» REQUIREMENTS
Which lines in the records below contain the word "Montesilvano"? Copy each one out.

Dataset items
=====

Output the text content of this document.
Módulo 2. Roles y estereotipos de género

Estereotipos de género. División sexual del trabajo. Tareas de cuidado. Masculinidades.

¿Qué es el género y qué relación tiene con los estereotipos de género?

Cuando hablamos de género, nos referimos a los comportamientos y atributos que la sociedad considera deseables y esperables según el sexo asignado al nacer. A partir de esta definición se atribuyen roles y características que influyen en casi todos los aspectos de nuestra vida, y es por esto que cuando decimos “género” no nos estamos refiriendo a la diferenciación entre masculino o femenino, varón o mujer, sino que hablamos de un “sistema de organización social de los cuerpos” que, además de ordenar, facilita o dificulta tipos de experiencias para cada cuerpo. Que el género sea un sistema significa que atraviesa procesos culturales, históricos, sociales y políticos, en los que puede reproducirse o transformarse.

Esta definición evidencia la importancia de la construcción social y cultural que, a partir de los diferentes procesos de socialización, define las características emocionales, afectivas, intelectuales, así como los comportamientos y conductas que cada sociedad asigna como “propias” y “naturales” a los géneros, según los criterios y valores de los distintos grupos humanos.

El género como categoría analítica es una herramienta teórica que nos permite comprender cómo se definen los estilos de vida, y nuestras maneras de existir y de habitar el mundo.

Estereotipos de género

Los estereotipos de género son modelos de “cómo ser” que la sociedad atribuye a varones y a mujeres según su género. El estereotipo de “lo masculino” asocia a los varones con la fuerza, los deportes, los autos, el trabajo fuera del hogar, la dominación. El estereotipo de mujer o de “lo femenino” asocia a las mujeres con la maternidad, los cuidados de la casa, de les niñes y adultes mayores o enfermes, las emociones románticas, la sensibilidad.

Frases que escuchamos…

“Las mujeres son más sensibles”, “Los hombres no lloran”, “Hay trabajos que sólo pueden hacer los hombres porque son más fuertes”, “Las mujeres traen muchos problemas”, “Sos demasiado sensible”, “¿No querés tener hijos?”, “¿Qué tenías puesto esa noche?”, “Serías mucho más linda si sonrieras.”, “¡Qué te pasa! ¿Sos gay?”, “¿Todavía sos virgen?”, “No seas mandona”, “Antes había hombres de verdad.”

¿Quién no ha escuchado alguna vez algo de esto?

=====

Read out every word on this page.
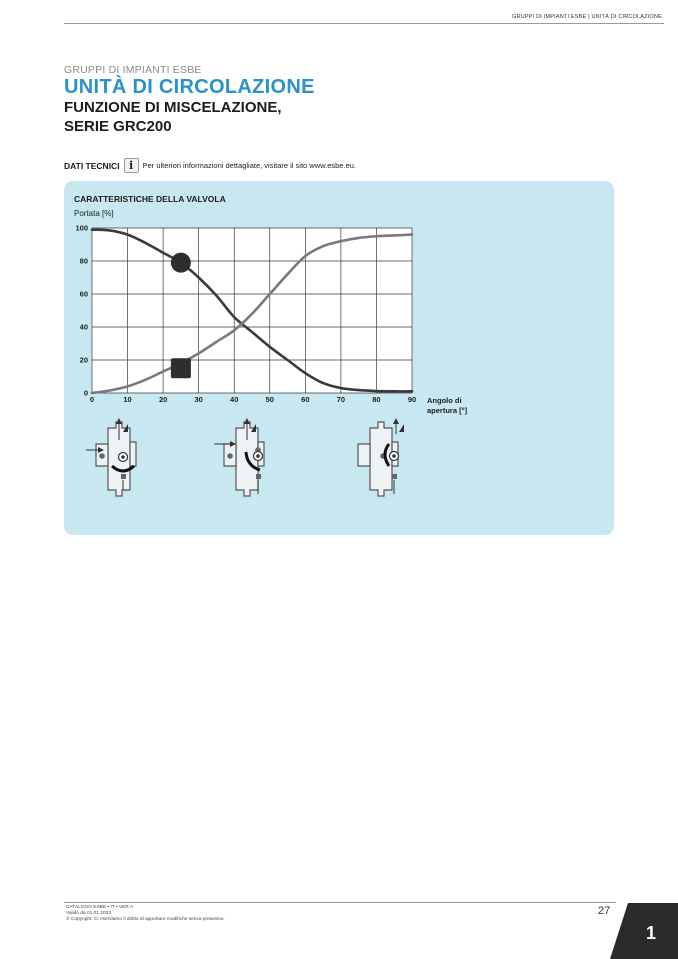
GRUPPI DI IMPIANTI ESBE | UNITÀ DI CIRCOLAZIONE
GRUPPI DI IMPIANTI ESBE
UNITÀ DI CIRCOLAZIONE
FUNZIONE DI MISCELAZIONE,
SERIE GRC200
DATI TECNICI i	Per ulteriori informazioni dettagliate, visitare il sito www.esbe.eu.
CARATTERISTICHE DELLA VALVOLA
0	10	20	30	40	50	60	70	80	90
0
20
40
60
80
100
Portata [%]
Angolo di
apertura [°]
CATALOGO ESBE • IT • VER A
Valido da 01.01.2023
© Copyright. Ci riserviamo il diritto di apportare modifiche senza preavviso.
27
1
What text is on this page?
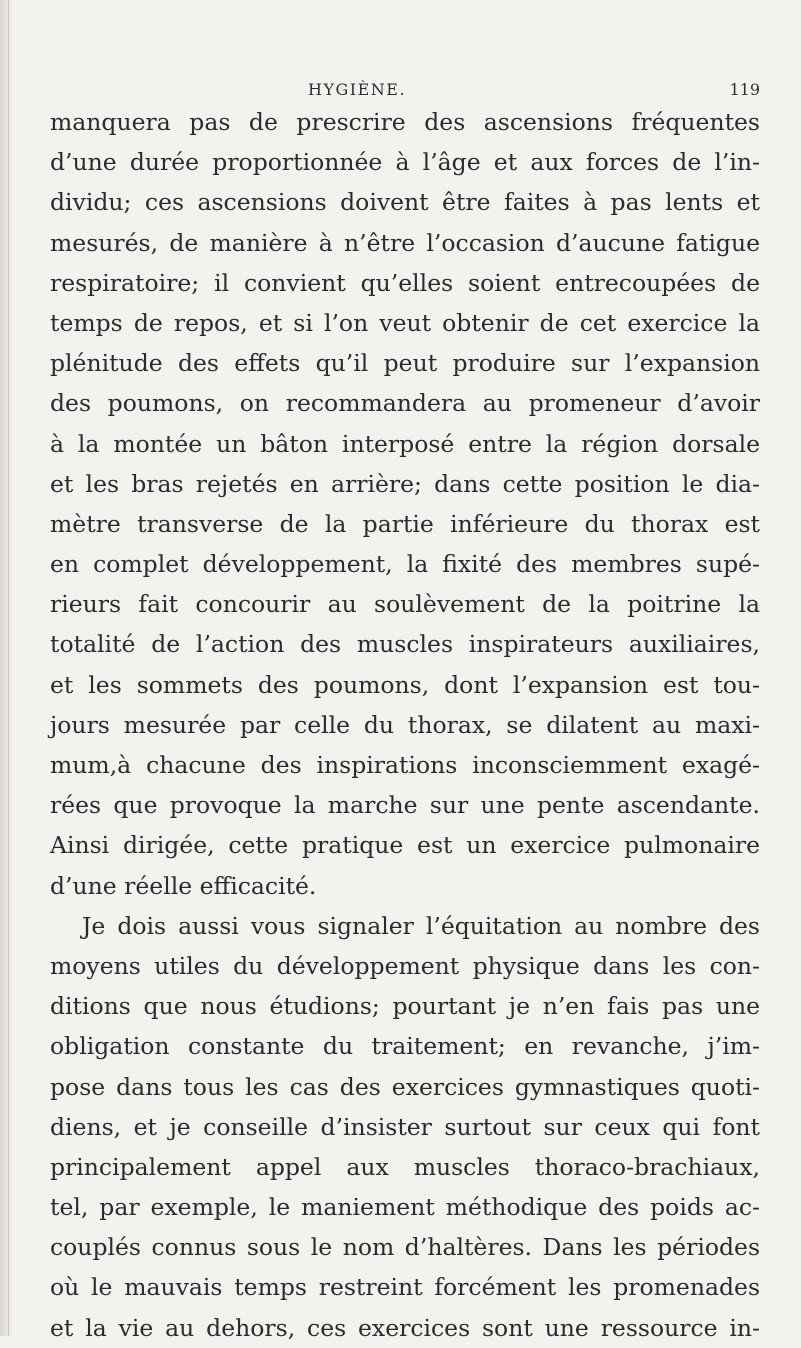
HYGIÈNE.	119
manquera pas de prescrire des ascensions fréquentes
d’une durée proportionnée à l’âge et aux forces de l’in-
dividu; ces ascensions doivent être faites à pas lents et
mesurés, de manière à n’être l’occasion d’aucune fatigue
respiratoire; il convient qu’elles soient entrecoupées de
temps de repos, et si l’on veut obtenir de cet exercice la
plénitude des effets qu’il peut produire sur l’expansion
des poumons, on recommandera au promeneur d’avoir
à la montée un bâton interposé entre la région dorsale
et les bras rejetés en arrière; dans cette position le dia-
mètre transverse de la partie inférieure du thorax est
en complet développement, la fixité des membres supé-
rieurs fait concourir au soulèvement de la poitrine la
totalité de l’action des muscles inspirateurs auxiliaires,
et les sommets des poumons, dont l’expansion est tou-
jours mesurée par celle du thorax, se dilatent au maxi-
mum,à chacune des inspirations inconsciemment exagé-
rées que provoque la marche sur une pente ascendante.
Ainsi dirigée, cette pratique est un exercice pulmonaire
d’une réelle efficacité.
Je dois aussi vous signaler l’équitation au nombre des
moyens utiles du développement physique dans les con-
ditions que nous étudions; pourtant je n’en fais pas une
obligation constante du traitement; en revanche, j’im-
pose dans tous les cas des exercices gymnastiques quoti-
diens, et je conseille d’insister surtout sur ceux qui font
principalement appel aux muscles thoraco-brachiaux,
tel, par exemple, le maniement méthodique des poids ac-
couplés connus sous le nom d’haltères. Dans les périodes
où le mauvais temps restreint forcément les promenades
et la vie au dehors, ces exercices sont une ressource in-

=====

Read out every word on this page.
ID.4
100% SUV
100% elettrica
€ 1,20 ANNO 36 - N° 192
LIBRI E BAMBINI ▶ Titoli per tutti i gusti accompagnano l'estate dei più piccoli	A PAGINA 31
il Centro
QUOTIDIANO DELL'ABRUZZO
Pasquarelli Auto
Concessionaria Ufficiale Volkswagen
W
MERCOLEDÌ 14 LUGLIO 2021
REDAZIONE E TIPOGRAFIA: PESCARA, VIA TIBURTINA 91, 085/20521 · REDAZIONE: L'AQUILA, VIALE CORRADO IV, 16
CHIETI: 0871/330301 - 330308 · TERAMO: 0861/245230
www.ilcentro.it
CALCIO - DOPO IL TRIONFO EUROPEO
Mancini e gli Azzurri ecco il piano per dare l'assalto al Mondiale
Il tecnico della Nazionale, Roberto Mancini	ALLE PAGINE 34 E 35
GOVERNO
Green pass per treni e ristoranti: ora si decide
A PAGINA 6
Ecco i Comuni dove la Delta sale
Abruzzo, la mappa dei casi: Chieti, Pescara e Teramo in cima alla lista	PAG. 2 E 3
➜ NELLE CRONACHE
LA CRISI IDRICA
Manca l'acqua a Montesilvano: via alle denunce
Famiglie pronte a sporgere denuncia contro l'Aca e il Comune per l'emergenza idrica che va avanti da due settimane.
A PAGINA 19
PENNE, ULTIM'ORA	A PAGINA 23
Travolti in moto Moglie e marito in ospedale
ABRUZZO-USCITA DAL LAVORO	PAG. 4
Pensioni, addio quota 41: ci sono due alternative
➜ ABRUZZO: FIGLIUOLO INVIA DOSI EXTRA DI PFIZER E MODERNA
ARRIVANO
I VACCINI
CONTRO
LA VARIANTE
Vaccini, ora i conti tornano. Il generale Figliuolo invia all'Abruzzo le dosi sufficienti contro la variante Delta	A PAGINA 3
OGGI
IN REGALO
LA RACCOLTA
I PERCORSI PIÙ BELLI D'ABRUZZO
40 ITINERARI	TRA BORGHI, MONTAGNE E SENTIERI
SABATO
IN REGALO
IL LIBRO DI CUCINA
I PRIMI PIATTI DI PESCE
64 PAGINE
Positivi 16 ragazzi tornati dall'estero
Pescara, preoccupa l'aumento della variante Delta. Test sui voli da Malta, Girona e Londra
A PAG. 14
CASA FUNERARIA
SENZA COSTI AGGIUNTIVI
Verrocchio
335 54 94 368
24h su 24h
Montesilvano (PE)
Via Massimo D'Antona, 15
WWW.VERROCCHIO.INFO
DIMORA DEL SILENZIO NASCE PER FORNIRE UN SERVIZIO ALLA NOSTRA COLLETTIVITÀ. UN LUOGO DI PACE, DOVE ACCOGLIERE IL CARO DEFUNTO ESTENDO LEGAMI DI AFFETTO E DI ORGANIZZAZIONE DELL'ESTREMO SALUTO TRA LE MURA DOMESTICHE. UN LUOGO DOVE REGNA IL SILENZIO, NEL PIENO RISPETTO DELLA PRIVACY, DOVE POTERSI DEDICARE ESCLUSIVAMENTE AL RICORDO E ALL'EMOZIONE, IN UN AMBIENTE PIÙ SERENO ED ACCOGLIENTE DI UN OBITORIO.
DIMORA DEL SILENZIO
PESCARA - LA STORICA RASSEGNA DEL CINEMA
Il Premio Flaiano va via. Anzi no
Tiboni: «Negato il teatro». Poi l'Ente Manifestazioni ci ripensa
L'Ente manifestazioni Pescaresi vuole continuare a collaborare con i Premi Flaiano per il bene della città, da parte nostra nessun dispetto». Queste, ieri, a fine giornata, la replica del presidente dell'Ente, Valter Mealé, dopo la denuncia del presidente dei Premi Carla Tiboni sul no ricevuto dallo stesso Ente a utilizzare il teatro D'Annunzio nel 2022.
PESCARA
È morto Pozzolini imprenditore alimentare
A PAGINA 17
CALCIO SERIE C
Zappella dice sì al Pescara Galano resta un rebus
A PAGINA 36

=====

» TASK RESPONSE
Manca l'acqua a Montesilvano: via alle denunce
Montesilvano (PE)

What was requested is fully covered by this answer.